Select every line below containing the word "title".
*** DATA ENTRIES ***
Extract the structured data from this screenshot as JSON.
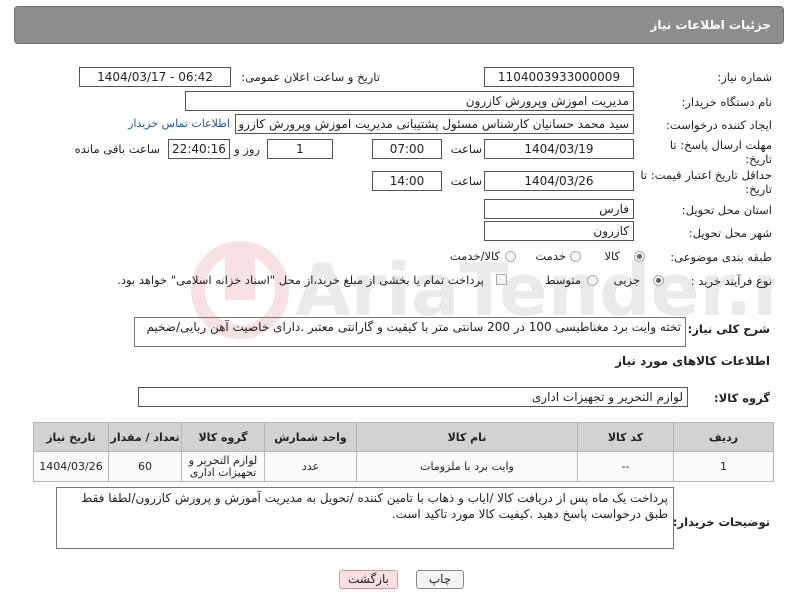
{
  "header": {
    "title": "جزئیات اطلاعات نیاز"
  },
  "fields": {
    "need_number_label": "شماره نیاز:",
    "need_number": "1104003933000009",
    "announce_label": "تاریخ و ساعت اعلان عمومی:",
    "announce_value": "1404/03/17 - 06:42",
    "buyer_org_label": "نام دستگاه خریدار:",
    "buyer_org": "مدیریت اموزش وپرورش کازرون",
    "creator_label": "ایجاد کننده درخواست:",
    "creator": "سید محمد  حسانیان  کارشناس مسئول پشتیبانی مدیریت اموزش وپرورش کازرو",
    "buyer_contact_link": "اطلاعات تماس خریدار",
    "reply_deadline_label": "مهلت ارسال پاسخ: تا تاریخ:",
    "reply_date": "1404/03/19",
    "time_label": "ساعت",
    "reply_time": "07:00",
    "days_value": "1",
    "days_label": "روز و",
    "remaining_time": "22:40:16",
    "remaining_label": "ساعت باقی مانده",
    "price_validity_label": "حداقل تاریخ اعتبار قیمت: تا تاریخ:",
    "price_date": "1404/03/26",
    "price_time": "14:00",
    "province_label": "استان محل تحویل:",
    "province": "فارس",
    "city_label": "شهر محل تحویل:",
    "city": "کازرون",
    "category_label": "طبقه بندی موضوعی:",
    "category_options": [
      "کالا",
      "خدمت",
      "کالا/خدمت"
    ],
    "process_label": "نوع فرآیند خرید :",
    "process_options": [
      "جزیی",
      "متوسط"
    ],
    "payment_note": "پرداخت تمام یا بخشی از مبلغ خرید،از محل \"اسناد خزانه اسلامی\" خواهد بود."
  },
  "description": {
    "label": "شرح کلی نیاز:",
    "text": "تخته وایت برد مغناطیسی 100 در 200 سانتی متر با کیفیت و گارانتی معتبر .دارای خاصیت آهن ربایی/ضخیم"
  },
  "goods_section": {
    "title": "اطلاعات کالاهای مورد نیاز",
    "group_label": "گروه کالا:",
    "group_value": "لوازم التحریر و تجهیزات اداری"
  },
  "table": {
    "headers": [
      "ردیف",
      "کد کالا",
      "نام کالا",
      "واحد شمارش",
      "گروه کالا",
      "تعداد / مقدار",
      "تاریخ نیاز"
    ],
    "rows": [
      {
        "row": "1",
        "code": "--",
        "name": "وایت برد با ملزومات",
        "unit": "عدد",
        "group_line1": "لوازم التحریر و",
        "group_line2": "تجهیزات اداری",
        "qty": "60",
        "date": "1404/03/26"
      }
    ]
  },
  "buyer_notes": {
    "label": "توضیحات خریدار:",
    "text": "پرداخت یک ماه پس از دریافت کالا /ایاب و ذهاب با تامین کننده /تحویل به مدیریت آموزش و پرورش کازرون/لطفا فقط طبق درخواست پاسخ دهید .کیفیت کالا مورد تاکید است."
  },
  "buttons": {
    "print": "چاپ",
    "back": "بازگشت"
  },
  "watermark": "AriaTender.net"
}
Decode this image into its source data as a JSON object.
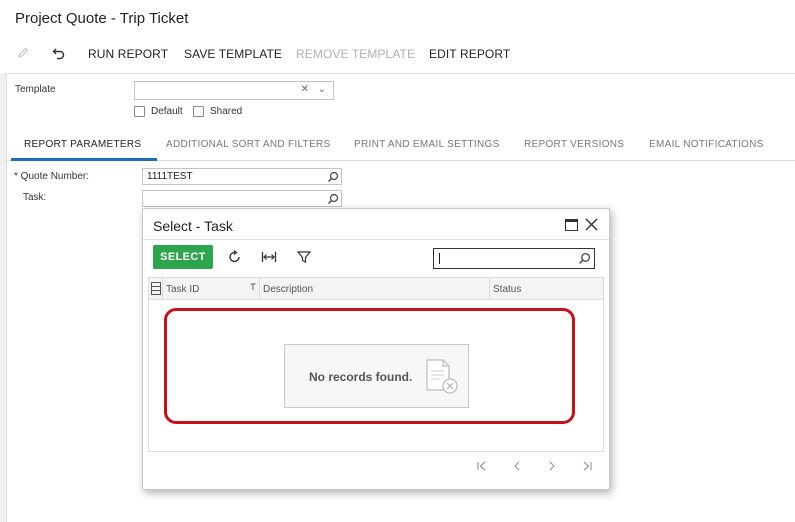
{
  "page": {
    "title": "Project Quote - Trip Ticket"
  },
  "toolbar": {
    "edit_icon": "pencil-icon",
    "undo_icon": "undo-icon",
    "run_report": "RUN REPORT",
    "save_template": "SAVE TEMPLATE",
    "remove_template": "REMOVE TEMPLATE",
    "edit_report": "EDIT REPORT"
  },
  "template": {
    "label": "Template",
    "value": "",
    "default_label": "Default",
    "shared_label": "Shared",
    "default_checked": false,
    "shared_checked": false
  },
  "tabs": [
    {
      "label": "REPORT PARAMETERS",
      "active": true
    },
    {
      "label": "ADDITIONAL SORT AND FILTERS",
      "active": false
    },
    {
      "label": "PRINT AND EMAIL SETTINGS",
      "active": false
    },
    {
      "label": "REPORT VERSIONS",
      "active": false
    },
    {
      "label": "EMAIL NOTIFICATIONS",
      "active": false
    }
  ],
  "params": {
    "quote_number_label": "* Quote Number:",
    "quote_number_value": "1111TEST",
    "task_label": "Task:",
    "task_value": ""
  },
  "dialog": {
    "title": "Select - Task",
    "select_label": "SELECT",
    "search_value": "",
    "columns": [
      "Task ID",
      "Description",
      "Status"
    ],
    "empty_message": "No records found.",
    "rows": []
  },
  "colors": {
    "accent": "#1d6fb8",
    "select_button": "#2da44e",
    "highlight": "#c8101a"
  }
}
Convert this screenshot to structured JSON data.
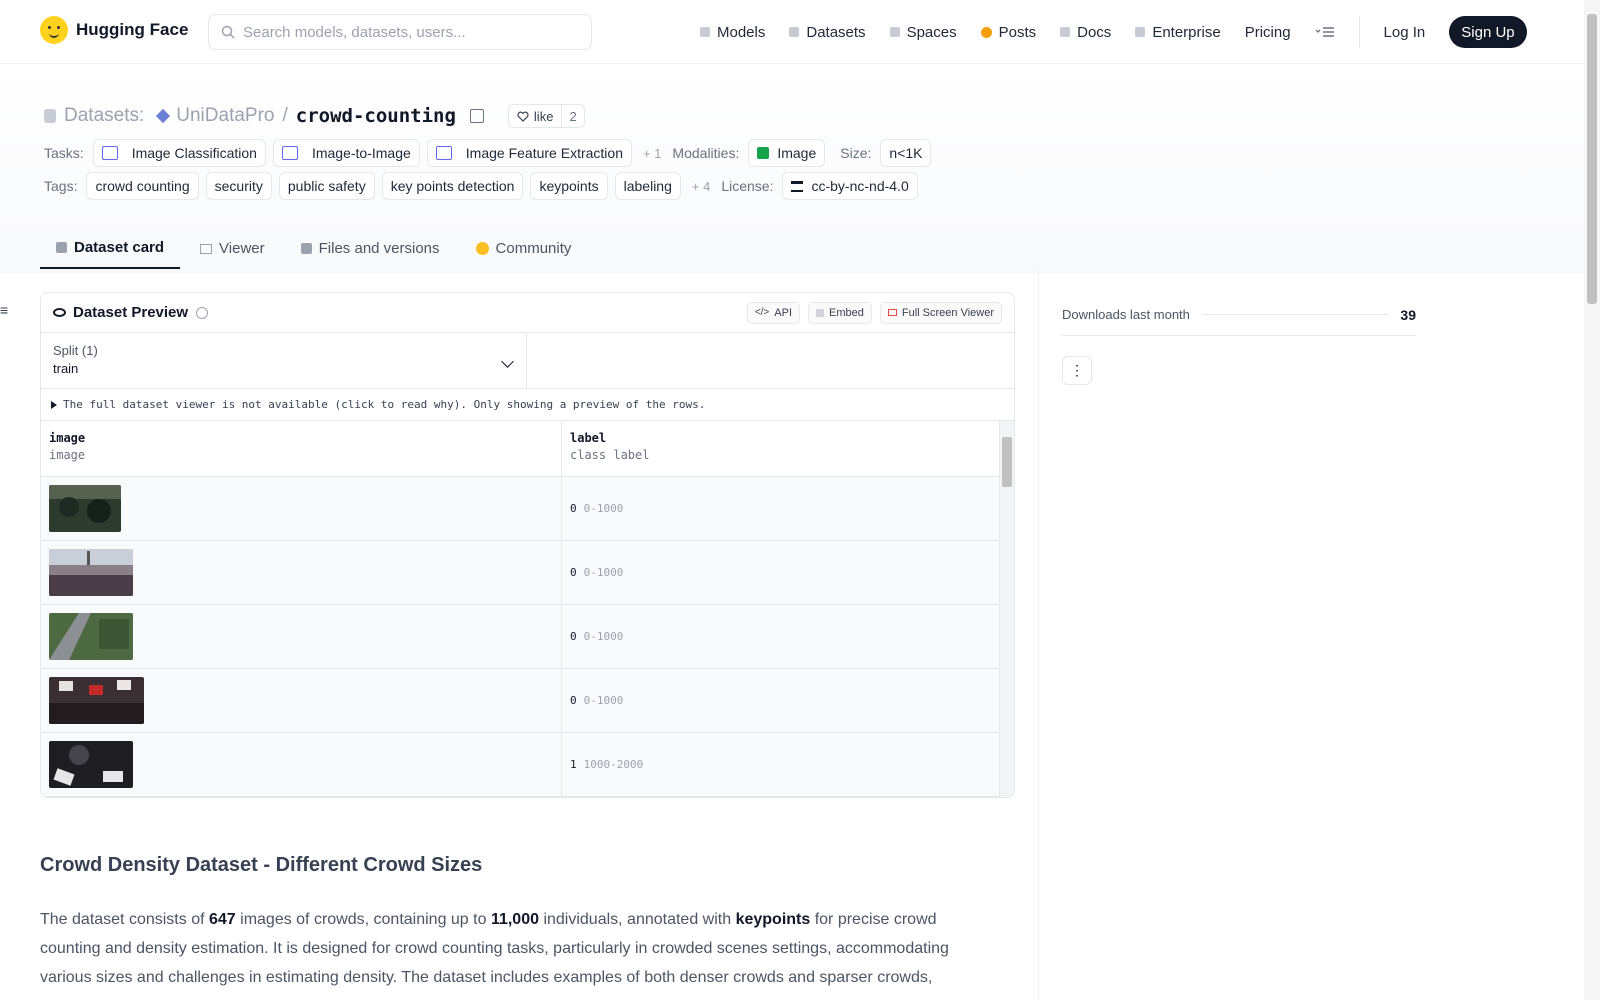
{
  "header": {
    "brand": "Hugging Face",
    "search_placeholder": "Search models, datasets, users...",
    "nav": [
      "Models",
      "Datasets",
      "Spaces",
      "Posts",
      "Docs",
      "Enterprise"
    ],
    "pricing": "Pricing",
    "login": "Log In",
    "signup": "Sign Up"
  },
  "repo": {
    "section": "Datasets:",
    "org": "UniDataPro",
    "sep": "/",
    "name": "crowd-counting",
    "like_label": "like",
    "like_count": "2"
  },
  "meta": {
    "tasks_label": "Tasks:",
    "tasks": [
      "Image Classification",
      "Image-to-Image",
      "Image Feature Extraction"
    ],
    "tasks_more": "+ 1",
    "modalities_label": "Modalities:",
    "modality": "Image",
    "size_label": "Size:",
    "size": "n<1K",
    "tags_label": "Tags:",
    "tags": [
      "crowd counting",
      "security",
      "public safety",
      "key points detection",
      "keypoints",
      "labeling"
    ],
    "tags_more": "+ 4",
    "license_label": "License:",
    "license": "cc-by-nc-nd-4.0"
  },
  "tabs": [
    "Dataset card",
    "Viewer",
    "Files and versions",
    "Community"
  ],
  "preview": {
    "title": "Dataset Preview",
    "buttons": [
      "API",
      "Embed",
      "Full Screen Viewer"
    ],
    "split_label": "Split (1)",
    "split_value": "train",
    "notice": "The full dataset viewer is not available (click to read why). Only showing a preview of the rows.",
    "columns": [
      {
        "name": "image",
        "type": "image"
      },
      {
        "name": "label",
        "type": "class label"
      }
    ],
    "rows": [
      {
        "num": "0",
        "label": "0-1000"
      },
      {
        "num": "0",
        "label": "0-1000"
      },
      {
        "num": "0",
        "label": "0-1000"
      },
      {
        "num": "0",
        "label": "0-1000"
      },
      {
        "num": "1",
        "label": "1000-2000"
      }
    ]
  },
  "sidebar": {
    "downloads_label": "Downloads last month",
    "downloads_value": "39",
    "menu_icon": "⋮"
  },
  "readme": {
    "heading": "Crowd Density Dataset - Different Crowd Sizes",
    "p_a": "The dataset consists of ",
    "p_b": "647",
    "p_c": " images of crowds, containing up to ",
    "p_d": "11,000",
    "p_e": " individuals, annotated with ",
    "p_f": "keypoints",
    "p_g": " for precise crowd counting and density estimation. It is designed for crowd counting tasks, particularly in crowded scenes settings, accommodating various sizes and challenges in estimating density. The dataset includes examples of both denser crowds and sparser crowds,"
  },
  "colors": {
    "brand_yellow": "#ffd21e",
    "signup_bg": "#111827",
    "task_icon": "#6366f1",
    "modality_icon": "#16a34a"
  }
}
***
ANSWER FOR THIS EXERCISE:
    "title": "جزئیات اطلاعات نیاز"
    "title": "اطلاعات کالاهای مورد نیاز",
    "title": "Project Quote - Trip Ticket"
    "title": "Select - Task",
    "title": "Dataset Preview",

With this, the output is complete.